--- BEGIN ---

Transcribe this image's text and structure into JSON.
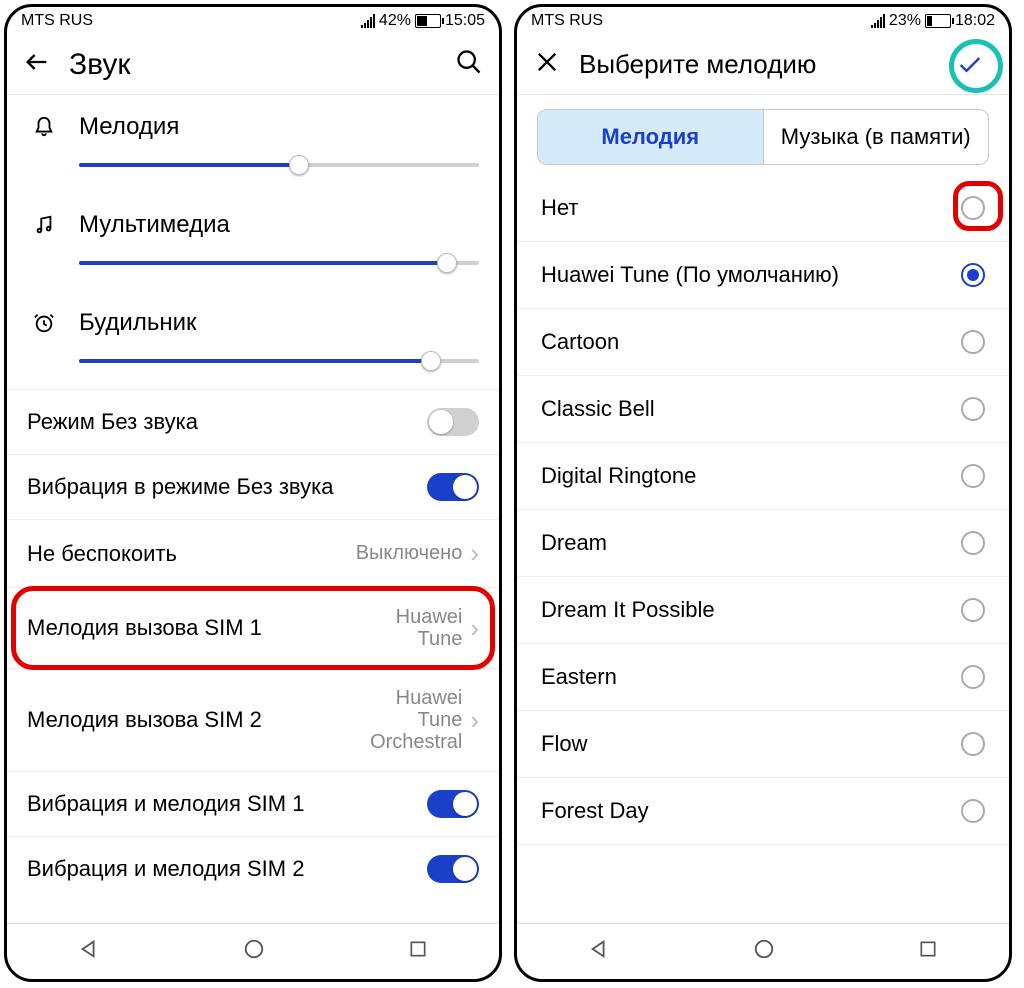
{
  "left": {
    "status": {
      "carrier": "MTS RUS",
      "battery_pct": "42%",
      "time": "15:05",
      "battery_fill_pct": 42
    },
    "header": {
      "title": "Звук"
    },
    "volumes": [
      {
        "label": "Мелодия",
        "value_pct": 55,
        "icon": "bell"
      },
      {
        "label": "Мультимедиа",
        "value_pct": 92,
        "icon": "music"
      },
      {
        "label": "Будильник",
        "value_pct": 88,
        "icon": "alarm"
      }
    ],
    "rows": [
      {
        "label": "Режим Без звука",
        "type": "toggle",
        "on": false
      },
      {
        "label": "Вибрация в режиме Без звука",
        "type": "toggle",
        "on": true
      },
      {
        "label": "Не беспокоить",
        "type": "value",
        "value": "Выключено"
      },
      {
        "label": "Мелодия вызова SIM 1",
        "type": "value2",
        "value": "Huawei\nTune",
        "highlight": true
      },
      {
        "label": "Мелодия вызова SIM 2",
        "type": "value2",
        "value": "Huawei\nTune\nOrchestral"
      },
      {
        "label": "Вибрация и мелодия SIM 1",
        "type": "toggle",
        "on": true
      },
      {
        "label": "Вибрация и мелодия SIM 2",
        "type": "toggle",
        "on": true
      }
    ]
  },
  "right": {
    "status": {
      "carrier": "MTS RUS",
      "battery_pct": "23%",
      "time": "18:02",
      "battery_fill_pct": 23
    },
    "header": {
      "title": "Выберите мелодию"
    },
    "tabs": {
      "a": "Мелодия",
      "b": "Музыка (в памяти)"
    },
    "ringtones": [
      {
        "name": "Нет",
        "selected": false,
        "highlight": true
      },
      {
        "name": "Huawei Tune (По умолчанию)",
        "selected": true
      },
      {
        "name": "Cartoon",
        "selected": false
      },
      {
        "name": "Classic Bell",
        "selected": false
      },
      {
        "name": "Digital Ringtone",
        "selected": false
      },
      {
        "name": "Dream",
        "selected": false
      },
      {
        "name": "Dream It Possible",
        "selected": false
      },
      {
        "name": "Eastern",
        "selected": false
      },
      {
        "name": "Flow",
        "selected": false
      },
      {
        "name": "Forest Day",
        "selected": false
      }
    ]
  }
}
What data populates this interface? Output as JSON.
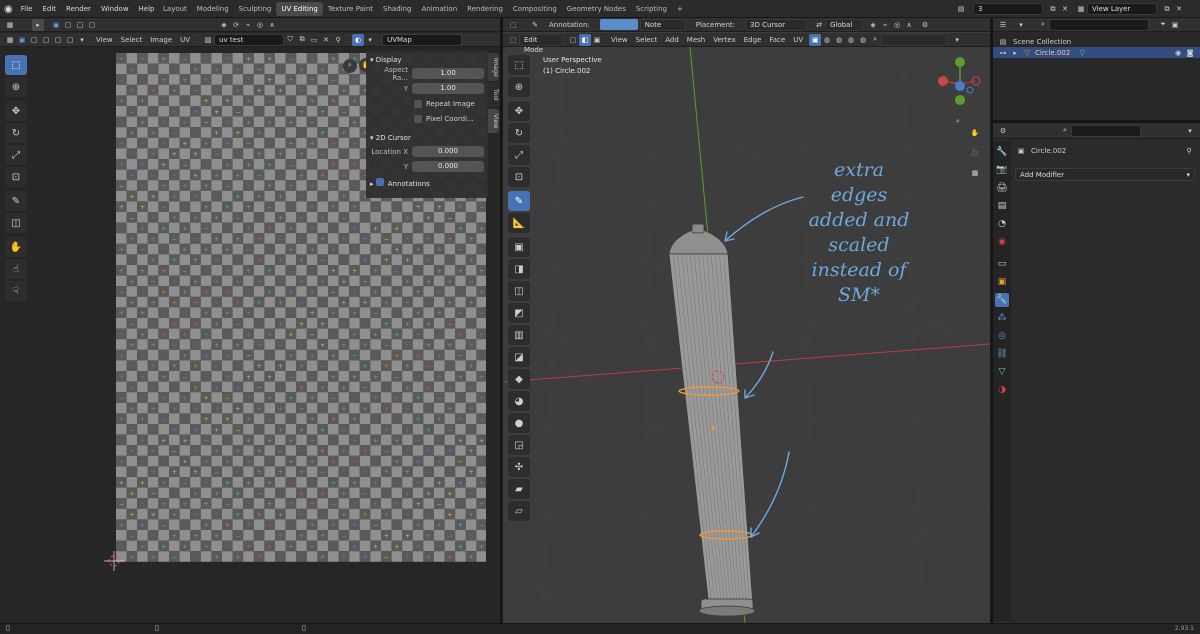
{
  "topbar": {
    "menus": [
      "File",
      "Edit",
      "Render",
      "Window",
      "Help"
    ],
    "workspaces": [
      "Layout",
      "Modeling",
      "Sculpting",
      "UV Editing",
      "Texture Paint",
      "Shading",
      "Animation",
      "Rendering",
      "Compositing",
      "Geometry Nodes",
      "Scripting"
    ],
    "active_workspace": "UV Editing",
    "scene_value": "3",
    "view_layer": "View Layer"
  },
  "uv_editor": {
    "menus": [
      "View",
      "Select",
      "Image",
      "UV"
    ],
    "image_name": "uv test",
    "uv_map": "UVMap",
    "sidebar": {
      "display_title": "Display",
      "aspect_label": "Aspect Ra...",
      "aspect_x": "1.00",
      "aspect_y_label": "Y",
      "aspect_y": "1.00",
      "repeat_image": "Repeat Image",
      "pixel_coords": "Pixel Coordi...",
      "cursor_title": "2D Cursor",
      "location_x_label": "Location X",
      "location_x": "0.000",
      "location_y_label": "Y",
      "location_y": "0.000",
      "annotations": "Annotations"
    },
    "tabs": [
      "Image",
      "Tool",
      "View"
    ]
  },
  "viewport": {
    "tool_header": {
      "annotation_label": "Annotation:",
      "note": "Note",
      "placement_label": "Placement:",
      "placement": "3D Cursor",
      "orientation": "Global"
    },
    "mode": "Edit Mode",
    "menus": [
      "View",
      "Select",
      "Add",
      "Mesh",
      "Vertex",
      "Edge",
      "Face",
      "UV"
    ],
    "overlay_line1": "User Perspective",
    "overlay_line2": "(1) Circle.002"
  },
  "annotation_note": [
    "extra",
    "edges",
    "added and",
    "scaled",
    "instead of",
    "SM*"
  ],
  "outliner": {
    "scene_collection": "Scene Collection",
    "object": "Circle.002"
  },
  "properties": {
    "object": "Circle.002",
    "add_modifier": "Add Modifier"
  },
  "status": {
    "version": "2.93.1"
  },
  "colors": {
    "accent": "#4772b3",
    "annotation": "#6fa8dc",
    "axis_red": "#b84040",
    "axis_green": "#5e9d2a"
  }
}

--- END ---

_Aim of the task_. Please write out all the data again word for word, but not the pictures.

_Answer to this exercise_.
Transcribe this image's text and structure into JSON.
{
  "left": {
    "status": {
      "carrier": "MTS RUS",
      "battery_pct": "42%",
      "time": "15:05",
      "battery_fill_pct": 42
    },
    "header": {
      "title": "Звук"
    },
    "volumes": [
      {
        "label": "Мелодия",
        "value_pct": 55,
        "icon": "bell"
      },
      {
        "label": "Мультимедиа",
        "value_pct": 92,
        "icon": "music"
      },
      {
        "label": "Будильник",
        "value_pct": 88,
        "icon": "alarm"
      }
    ],
    "rows": [
      {
        "label": "Режим Без звука",
        "type": "toggle",
        "on": false
      },
      {
        "label": "Вибрация в режиме Без звука",
        "type": "toggle",
        "on": true
      },
      {
        "label": "Не беспокоить",
        "type": "value",
        "value": "Выключено"
      },
      {
        "label": "Мелодия вызова SIM 1",
        "type": "value2",
        "value": "Huawei\nTune",
        "highlight": true
      },
      {
        "label": "Мелодия вызова SIM 2",
        "type": "value2",
        "value": "Huawei\nTune\nOrchestral"
      },
      {
        "label": "Вибрация и мелодия SIM 1",
        "type": "toggle",
        "on": true
      },
      {
        "label": "Вибрация и мелодия SIM 2",
        "type": "toggle",
        "on": true
      }
    ]
  },
  "right": {
    "status": {
      "carrier": "MTS RUS",
      "battery_pct": "23%",
      "time": "18:02",
      "battery_fill_pct": 23
    },
    "header": {
      "title": "Выберите мелодию"
    },
    "tabs": {
      "a": "Мелодия",
      "b": "Музыка (в памяти)"
    },
    "ringtones": [
      {
        "name": "Нет",
        "selected": false,
        "highlight": true
      },
      {
        "name": "Huawei Tune (По умолчанию)",
        "selected": true
      },
      {
        "name": "Cartoon",
        "selected": false
      },
      {
        "name": "Classic Bell",
        "selected": false
      },
      {
        "name": "Digital Ringtone",
        "selected": false
      },
      {
        "name": "Dream",
        "selected": false
      },
      {
        "name": "Dream It Possible",
        "selected": false
      },
      {
        "name": "Eastern",
        "selected": false
      },
      {
        "name": "Flow",
        "selected": false
      },
      {
        "name": "Forest Day",
        "selected": false
      }
    ]
  }
}
What data populates this interface? Output as JSON.
{
  "topbar": {
    "menus": [
      "File",
      "Edit",
      "Render",
      "Window",
      "Help"
    ],
    "workspaces": [
      "Layout",
      "Modeling",
      "Sculpting",
      "UV Editing",
      "Texture Paint",
      "Shading",
      "Animation",
      "Rendering",
      "Compositing",
      "Geometry Nodes",
      "Scripting"
    ],
    "active_workspace": "UV Editing",
    "scene_value": "3",
    "view_layer": "View Layer"
  },
  "uv_editor": {
    "menus": [
      "View",
      "Select",
      "Image",
      "UV"
    ],
    "image_name": "uv test",
    "uv_map": "UVMap",
    "sidebar": {
      "display_title": "Display",
      "aspect_label": "Aspect Ra...",
      "aspect_x": "1.00",
      "aspect_y_label": "Y",
      "aspect_y": "1.00",
      "repeat_image": "Repeat Image",
      "pixel_coords": "Pixel Coordi...",
      "cursor_title": "2D Cursor",
      "location_x_label": "Location X",
      "location_x": "0.000",
      "location_y_label": "Y",
      "location_y": "0.000",
      "annotations": "Annotations"
    },
    "tabs": [
      "Image",
      "Tool",
      "View"
    ]
  },
  "viewport": {
    "tool_header": {
      "annotation_label": "Annotation:",
      "note": "Note",
      "placement_label": "Placement:",
      "placement": "3D Cursor",
      "orientation": "Global"
    },
    "mode": "Edit Mode",
    "menus": [
      "View",
      "Select",
      "Add",
      "Mesh",
      "Vertex",
      "Edge",
      "Face",
      "UV"
    ],
    "overlay_line1": "User Perspective",
    "overlay_line2": "(1) Circle.002"
  },
  "annotation_note": [
    "extra",
    "edges",
    "added and",
    "scaled",
    "instead of",
    "SM*"
  ],
  "outliner": {
    "scene_collection": "Scene Collection",
    "object": "Circle.002"
  },
  "properties": {
    "object": "Circle.002",
    "add_modifier": "Add Modifier"
  },
  "status": {
    "version": "2.93.1"
  },
  "colors": {
    "accent": "#4772b3",
    "annotation": "#6fa8dc",
    "axis_red": "#b84040",
    "axis_green": "#5e9d2a"
  }
}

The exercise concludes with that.